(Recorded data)
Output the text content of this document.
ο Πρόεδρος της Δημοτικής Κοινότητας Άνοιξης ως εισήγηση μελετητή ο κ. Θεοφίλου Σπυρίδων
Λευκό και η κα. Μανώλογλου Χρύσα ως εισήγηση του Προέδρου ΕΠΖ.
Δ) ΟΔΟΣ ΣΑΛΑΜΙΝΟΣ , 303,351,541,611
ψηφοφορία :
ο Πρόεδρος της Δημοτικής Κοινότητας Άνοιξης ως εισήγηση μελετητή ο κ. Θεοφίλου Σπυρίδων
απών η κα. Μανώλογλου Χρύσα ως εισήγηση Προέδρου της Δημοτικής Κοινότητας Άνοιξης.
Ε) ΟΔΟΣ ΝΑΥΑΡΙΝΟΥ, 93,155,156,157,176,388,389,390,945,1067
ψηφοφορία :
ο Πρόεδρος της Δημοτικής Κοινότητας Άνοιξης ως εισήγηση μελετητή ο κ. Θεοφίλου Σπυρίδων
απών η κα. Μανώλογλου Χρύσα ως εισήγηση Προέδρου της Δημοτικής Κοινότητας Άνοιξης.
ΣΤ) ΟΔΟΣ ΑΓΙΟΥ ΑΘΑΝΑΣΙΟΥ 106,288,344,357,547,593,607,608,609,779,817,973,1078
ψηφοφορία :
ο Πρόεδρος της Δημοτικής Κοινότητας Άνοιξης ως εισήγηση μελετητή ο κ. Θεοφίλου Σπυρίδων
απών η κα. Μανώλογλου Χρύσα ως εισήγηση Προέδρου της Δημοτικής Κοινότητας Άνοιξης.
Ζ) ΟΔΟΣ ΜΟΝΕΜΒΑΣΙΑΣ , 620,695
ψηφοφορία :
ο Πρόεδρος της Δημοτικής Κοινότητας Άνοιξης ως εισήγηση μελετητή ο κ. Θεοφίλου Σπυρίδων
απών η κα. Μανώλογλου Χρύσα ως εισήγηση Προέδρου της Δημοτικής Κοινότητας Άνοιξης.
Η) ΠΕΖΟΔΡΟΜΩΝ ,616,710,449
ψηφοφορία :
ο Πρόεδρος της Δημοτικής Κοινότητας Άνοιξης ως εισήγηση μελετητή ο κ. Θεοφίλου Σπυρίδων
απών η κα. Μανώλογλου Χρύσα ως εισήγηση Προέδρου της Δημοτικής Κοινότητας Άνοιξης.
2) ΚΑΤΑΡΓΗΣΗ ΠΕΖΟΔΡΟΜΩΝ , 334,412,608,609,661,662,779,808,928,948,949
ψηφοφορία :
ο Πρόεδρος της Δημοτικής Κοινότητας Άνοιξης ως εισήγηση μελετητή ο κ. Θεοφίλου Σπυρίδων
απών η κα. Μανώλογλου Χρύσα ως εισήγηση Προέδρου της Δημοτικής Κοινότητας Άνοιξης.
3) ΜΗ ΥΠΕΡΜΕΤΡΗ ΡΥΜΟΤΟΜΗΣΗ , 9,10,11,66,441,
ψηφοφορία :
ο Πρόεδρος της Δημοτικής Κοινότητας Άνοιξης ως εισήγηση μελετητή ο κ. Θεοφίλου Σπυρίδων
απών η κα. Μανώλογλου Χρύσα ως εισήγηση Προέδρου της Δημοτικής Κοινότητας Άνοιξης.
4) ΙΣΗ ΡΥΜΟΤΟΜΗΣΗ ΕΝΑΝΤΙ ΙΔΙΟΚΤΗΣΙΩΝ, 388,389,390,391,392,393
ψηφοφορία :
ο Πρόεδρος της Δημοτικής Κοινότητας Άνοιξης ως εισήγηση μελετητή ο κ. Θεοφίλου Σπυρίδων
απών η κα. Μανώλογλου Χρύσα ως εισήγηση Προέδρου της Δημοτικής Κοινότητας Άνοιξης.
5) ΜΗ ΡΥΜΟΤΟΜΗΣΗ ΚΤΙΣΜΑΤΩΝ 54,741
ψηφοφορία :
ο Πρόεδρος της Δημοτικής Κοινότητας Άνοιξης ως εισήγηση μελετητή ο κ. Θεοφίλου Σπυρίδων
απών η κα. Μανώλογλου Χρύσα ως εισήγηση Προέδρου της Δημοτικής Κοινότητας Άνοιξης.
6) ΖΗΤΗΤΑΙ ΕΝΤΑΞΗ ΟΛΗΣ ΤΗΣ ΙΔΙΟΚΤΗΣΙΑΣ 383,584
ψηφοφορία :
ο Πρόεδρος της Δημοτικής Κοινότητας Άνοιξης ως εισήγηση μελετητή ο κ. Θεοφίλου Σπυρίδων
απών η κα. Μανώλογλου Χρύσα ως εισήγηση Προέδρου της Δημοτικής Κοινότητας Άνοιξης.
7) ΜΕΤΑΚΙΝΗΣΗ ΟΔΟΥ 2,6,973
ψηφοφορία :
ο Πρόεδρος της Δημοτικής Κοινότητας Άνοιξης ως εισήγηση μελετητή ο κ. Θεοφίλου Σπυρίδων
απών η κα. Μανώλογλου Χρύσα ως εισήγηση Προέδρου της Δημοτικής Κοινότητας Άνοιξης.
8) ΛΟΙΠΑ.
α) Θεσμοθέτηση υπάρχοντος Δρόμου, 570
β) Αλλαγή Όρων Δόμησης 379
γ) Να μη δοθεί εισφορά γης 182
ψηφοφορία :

• Task instructions:
Reproduce every line of the data verbatim.

• Solved exercise:
Output the text content of this document.
ο Πρόεδρος της Δημοτικής Κοινότητας Άνοιξης ως εισήγηση μελετητή ο κ. Θεοφίλου Σπυρίδων
Λευκό και η κα. Μανώλογλου Χρύσα ως εισήγηση του Προέδρου ΕΠΖ.
Δ) ΟΔΟΣ ΣΑΛΑΜΙΝΟΣ , 303,351,541,611
ψηφοφορία :
ο Πρόεδρος της Δημοτικής Κοινότητας Άνοιξης ως εισήγηση μελετητή ο κ. Θεοφίλου Σπυρίδων
απών η κα. Μανώλογλου Χρύσα ως εισήγηση Προέδρου της Δημοτικής Κοινότητας Άνοιξης.
Ε) ΟΔΟΣ ΝΑΥΑΡΙΝΟΥ, 93,155,156,157,176,388,389,390,945,1067
ψηφοφορία :
ο Πρόεδρος της Δημοτικής Κοινότητας Άνοιξης ως εισήγηση μελετητή ο κ. Θεοφίλου Σπυρίδων
απών η κα. Μανώλογλου Χρύσα ως εισήγηση Προέδρου της Δημοτικής Κοινότητας Άνοιξης.
ΣΤ) ΟΔΟΣ ΑΓΙΟΥ ΑΘΑΝΑΣΙΟΥ 106,288,344,357,547,593,607,608,609,779,817,973,1078
ψηφοφορία :
ο Πρόεδρος της Δημοτικής Κοινότητας Άνοιξης ως εισήγηση μελετητή ο κ. Θεοφίλου Σπυρίδων
απών η κα. Μανώλογλου Χρύσα ως εισήγηση Προέδρου της Δημοτικής Κοινότητας Άνοιξης.
Ζ) ΟΔΟΣ ΜΟΝΕΜΒΑΣΙΑΣ , 620,695
ψηφοφορία :
ο Πρόεδρος της Δημοτικής Κοινότητας Άνοιξης ως εισήγηση μελετητή ο κ. Θεοφίλου Σπυρίδων
απών η κα. Μανώλογλου Χρύσα ως εισήγηση Προέδρου της Δημοτικής Κοινότητας Άνοιξης.
Η) ΠΕΖΟΔΡΟΜΩΝ ,616,710,449
ψηφοφορία :
ο Πρόεδρος της Δημοτικής Κοινότητας Άνοιξης ως εισήγηση μελετητή ο κ. Θεοφίλου Σπυρίδων
απών η κα. Μανώλογλου Χρύσα ως εισήγηση Προέδρου της Δημοτικής Κοινότητας Άνοιξης.
2) ΚΑΤΑΡΓΗΣΗ ΠΕΖΟΔΡΟΜΩΝ , 334,412,608,609,661,662,779,808,928,948,949
ψηφοφορία :
ο Πρόεδρος της Δημοτικής Κοινότητας Άνοιξης ως εισήγηση μελετητή ο κ. Θεοφίλου Σπυρίδων
απών η κα. Μανώλογλου Χρύσα ως εισήγηση Προέδρου της Δημοτικής Κοινότητας Άνοιξης.
3) ΜΗ ΥΠΕΡΜΕΤΡΗ ΡΥΜΟΤΟΜΗΣΗ , 9,10,11,66,441,
ψηφοφορία :
ο Πρόεδρος της Δημοτικής Κοινότητας Άνοιξης ως εισήγηση μελετητή ο κ. Θεοφίλου Σπυρίδων
απών η κα. Μανώλογλου Χρύσα ως εισήγηση Προέδρου της Δημοτικής Κοινότητας Άνοιξης.
4) ΙΣΗ ΡΥΜΟΤΟΜΗΣΗ ΕΝΑΝΤΙ ΙΔΙΟΚΤΗΣΙΩΝ, 388,389,390,391,392,393
ψηφοφορία :
ο Πρόεδρος της Δημοτικής Κοινότητας Άνοιξης ως εισήγηση μελετητή ο κ. Θεοφίλου Σπυρίδων
απών η κα. Μανώλογλου Χρύσα ως εισήγηση Προέδρου της Δημοτικής Κοινότητας Άνοιξης.
5) ΜΗ ΡΥΜΟΤΟΜΗΣΗ ΚΤΙΣΜΑΤΩΝ 54,741
ψηφοφορία :
ο Πρόεδρος της Δημοτικής Κοινότητας Άνοιξης ως εισήγηση μελετητή ο κ. Θεοφίλου Σπυρίδων
απών η κα. Μανώλογλου Χρύσα ως εισήγηση Προέδρου της Δημοτικής Κοινότητας Άνοιξης.
6) ΖΗΤΗΤΑΙ ΕΝΤΑΞΗ ΟΛΗΣ ΤΗΣ ΙΔΙΟΚΤΗΣΙΑΣ 383,584
ψηφοφορία :
ο Πρόεδρος της Δημοτικής Κοινότητας Άνοιξης ως εισήγηση μελετητή ο κ. Θεοφίλου Σπυρίδων
απών η κα. Μανώλογλου Χρύσα ως εισήγηση Προέδρου της Δημοτικής Κοινότητας Άνοιξης.
7) ΜΕΤΑΚΙΝΗΣΗ ΟΔΟΥ 2,6,973
ψηφοφορία :
ο Πρόεδρος της Δημοτικής Κοινότητας Άνοιξης ως εισήγηση μελετητή ο κ. Θεοφίλου Σπυρίδων
απών η κα. Μανώλογλου Χρύσα ως εισήγηση Προέδρου της Δημοτικής Κοινότητας Άνοιξης.
8) ΛΟΙΠΑ.
α) Θεσμοθέτηση υπάρχοντος Δρόμου, 570
β) Αλλαγή Όρων Δόμησης 379
γ) Να μη δοθεί εισφορά γης 182
ψηφοφορία :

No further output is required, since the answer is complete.